**Source document:**
---------------

I guess you really should never meet your heroes. Darwin Deez, with his baggy jumpers, awkward dance moves and tendrils of curly hair, was my high school hero. Me and my best friend Nancy used to skip out of school early back in the heyday of 2010 to get on the London Midland and see his band play our favourite songs. We wore kooky outfits and snuck into the afterparties of Brick Lane bars. We got things signed.

Five years later, in the green room of the O2, he seemed tired, or maybe a bit sickly. Words came out slow, and his conversational skills were a little awkward. We rattled out the regular interview questions that we had scrawled down on the way there – asking about the meaning of lyrics, the feeling of fame, the artistic process. We wanted to talk to the guy who sang to us at 15 about not feeling quite right; about sitting on the ocean floor and feeling super bored.

We both realised, though, that after a nonsensical, and also rather dull, description of a memory game that he plays on his time off, and then an inexplicably long biography of an author he used to like, that Darwin Deez is actually just soulsick. He complained that he wasn’t ‘inspired’ by anything at the moment – that nothing made him feel like dancing (not even Drake’s ‘Hotline Bling’) – that girls made him bored after two years, that he was losing money on the tour and didn’t want to invest too much in it.

---------------

**Dataset:**

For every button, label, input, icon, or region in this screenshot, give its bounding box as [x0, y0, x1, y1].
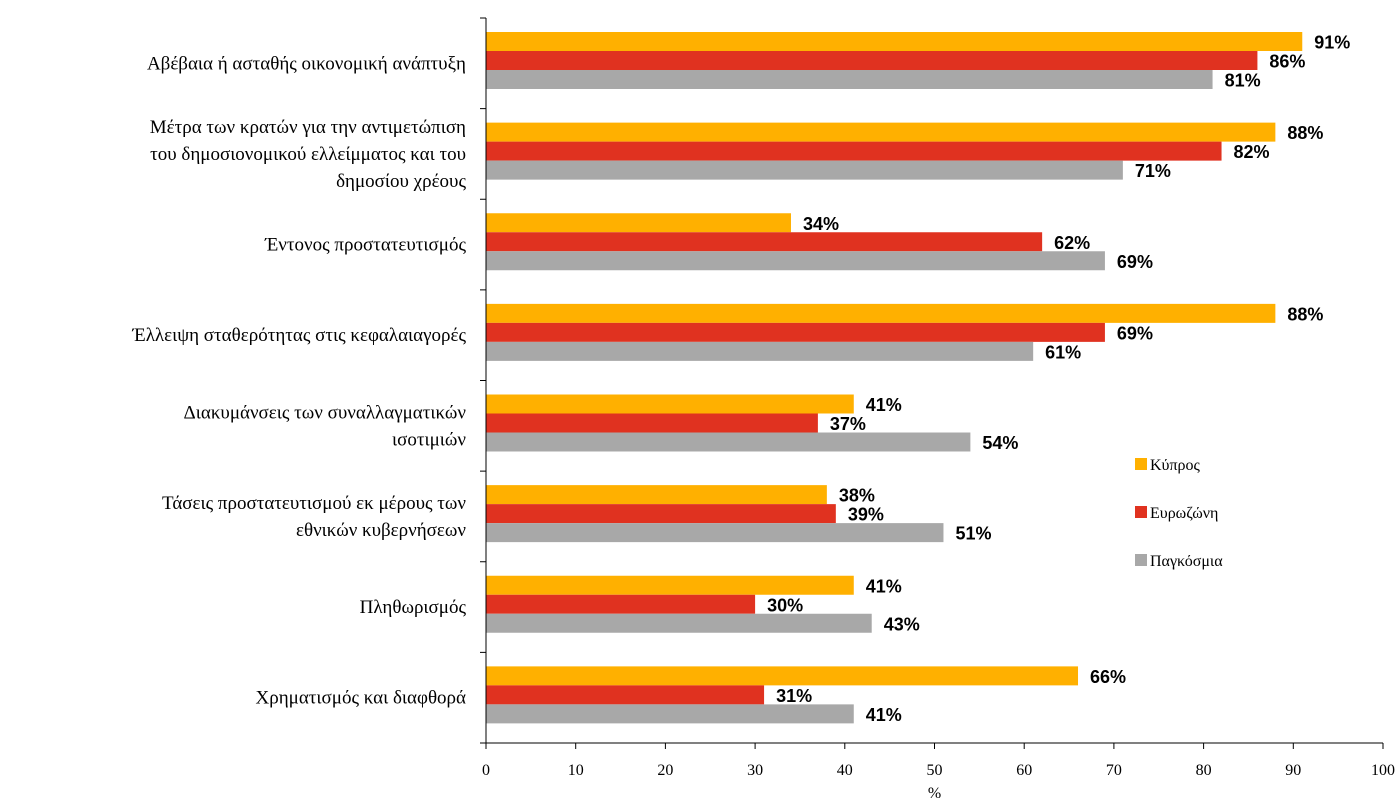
bar: [486, 232, 1043, 252]
bar: [486, 575, 854, 595]
data-label: 69%: [1117, 252, 1153, 272]
category-label: Μέτρα των κρατών για την αντιμετώπιση: [150, 117, 466, 138]
category-label: δημοσίου χρέους: [336, 171, 466, 192]
category-label: Τάσεις προστατευτισμού εκ μέρους των: [162, 493, 466, 514]
bar: [486, 122, 1276, 142]
x-axis-title: %: [928, 785, 941, 802]
data-label: 71%: [1135, 161, 1171, 181]
data-label: 51%: [955, 524, 991, 544]
data-label: 82%: [1234, 142, 1270, 162]
data-label: 38%: [839, 486, 875, 506]
category-label: εθνικών κυβερνήσεων: [296, 520, 466, 541]
x-tick-label: 70: [1106, 762, 1122, 779]
data-label: 81%: [1225, 71, 1261, 91]
x-tick-label: 100: [1371, 762, 1395, 779]
bar: [486, 413, 818, 433]
bar: [486, 685, 765, 705]
category-labels-group: Αβέβαια ή ασταθής οικονομική ανάπτυξη Μέτ…: [132, 53, 467, 708]
data-labels-group: 91% 88% 34% 88% 41% 38% 41% 66% 86% 82% 62% 69% 37% 3…: [767, 33, 1350, 725]
x-tick-label: 40: [837, 762, 853, 779]
bar: [486, 141, 1222, 161]
legend-label: Κύπρος: [1150, 457, 1201, 474]
data-label: 62%: [1054, 233, 1090, 253]
x-tick-label: 10: [568, 762, 584, 779]
axes-group: [480, 17, 1384, 749]
x-tick-label: 0: [482, 762, 490, 779]
bar: [486, 432, 971, 452]
data-label: 61%: [1045, 342, 1081, 362]
data-label: 86%: [1269, 52, 1305, 72]
data-label: 66%: [1090, 667, 1126, 687]
data-label: 41%: [866, 705, 902, 725]
bar: [486, 160, 1123, 180]
bar: [486, 394, 854, 414]
bar: [486, 51, 1258, 70]
legend: Κύπρος Ευρωζώνη Παγκόσμια: [1135, 457, 1223, 570]
bar: [486, 666, 1079, 686]
category-label: ισοτιμιών: [392, 429, 466, 450]
bar: [486, 303, 1276, 323]
category-label: Χρηματισμός και διαφθορά: [256, 688, 467, 709]
legend-swatch: [1135, 554, 1147, 566]
bar: [486, 523, 944, 543]
data-label: 30%: [767, 595, 803, 615]
data-label: 31%: [776, 686, 812, 706]
category-label: Διακυμάνσεις των συναλλαγματικών: [184, 402, 467, 423]
legend-label: Ευρωζώνη: [1150, 505, 1218, 522]
data-label: 69%: [1117, 323, 1153, 343]
category-label: Πληθωρισμός: [360, 597, 467, 618]
data-label: 54%: [982, 433, 1018, 453]
data-label: 88%: [1287, 123, 1323, 143]
bar: [486, 613, 872, 633]
bar: [486, 341, 1034, 361]
data-label: 37%: [830, 414, 866, 434]
data-label: 88%: [1287, 304, 1323, 324]
bar: [486, 251, 1105, 271]
legend-swatch: [1135, 506, 1147, 518]
bars-group: [486, 32, 1303, 724]
bar: [486, 322, 1105, 342]
data-label: 91%: [1314, 33, 1350, 53]
data-label: 41%: [866, 395, 902, 415]
data-label: 39%: [848, 505, 884, 525]
bar: [486, 594, 756, 614]
bar: [486, 32, 1303, 51]
x-tick-label: 30: [747, 762, 763, 779]
x-tick-label: 60: [1016, 762, 1032, 779]
x-tick-label: 80: [1196, 762, 1212, 779]
x-tick-label: 20: [657, 762, 673, 779]
bar: [486, 704, 854, 724]
x-tick-label: 90: [1285, 762, 1301, 779]
bar: [486, 70, 1213, 89]
legend-label: Παγκόσμια: [1150, 553, 1223, 570]
data-label: 41%: [866, 576, 902, 596]
x-tick-labels-group: 0 10 20 30 40 50 60 70 80 90 100: [482, 762, 1395, 779]
category-label: Έντονος προστατευτισμός: [264, 235, 466, 256]
data-label: 34%: [803, 214, 839, 234]
x-tick-label: 50: [927, 762, 943, 779]
bar: [486, 485, 827, 505]
data-label: 43%: [884, 614, 920, 634]
category-label: Αβέβαια ή ασταθής οικονομική ανάπτυξη: [147, 53, 466, 74]
bar: [486, 213, 791, 233]
legend-swatch: [1135, 458, 1147, 470]
category-label: Έλλειψη σταθερότητας στις κεφαλαιαγορές: [132, 325, 467, 346]
bar: [486, 504, 836, 524]
category-label: του δημοσιονομικού ελλείμματος και του: [150, 144, 466, 165]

---------------

**Brief:**
Continue the account of interviewing Darwin Deez from its last sentence onward.

**Answer below:**
He was bitter about no-one buying his concept album, and resentful towards his fans for wanting indie pop bangers that they could sing along to instead of atonal abstraction. He walked out without saying goodbye, and Nancy reminded me that the last time we saw him live, he hung around for ages after his set, just perched on the edge of the stage, smiling genially and giving out hugs like they were going out of fashion.

Walking into the gig later on, we stood out like a couple of sore thumbs as we were neither 15 nor bizarre stragglers in our forties – the two demographics of which the audience seemed to consist.

Undeniably, the 15 year-olds were having a great time, while the forty-somethings were touching each other and dancing inappropriately (imagine a bear trying to shake a tree for coconuts, but the tree is a lady and this is all set to a soundtrack of ‘Radar Detector’). His trilling, plucky notes rang hollow, even though the long, self-involved guitar solos were the only times he seemed like he was enjoying himself.

So, if you want to see what the afterparty of 2010’s indie pop heyday looks like, go search out a Darwin Deez concert. He’ll still be slowly singing “I’m just wasting time away, I’m just wasting time in space”, and you’ll agree.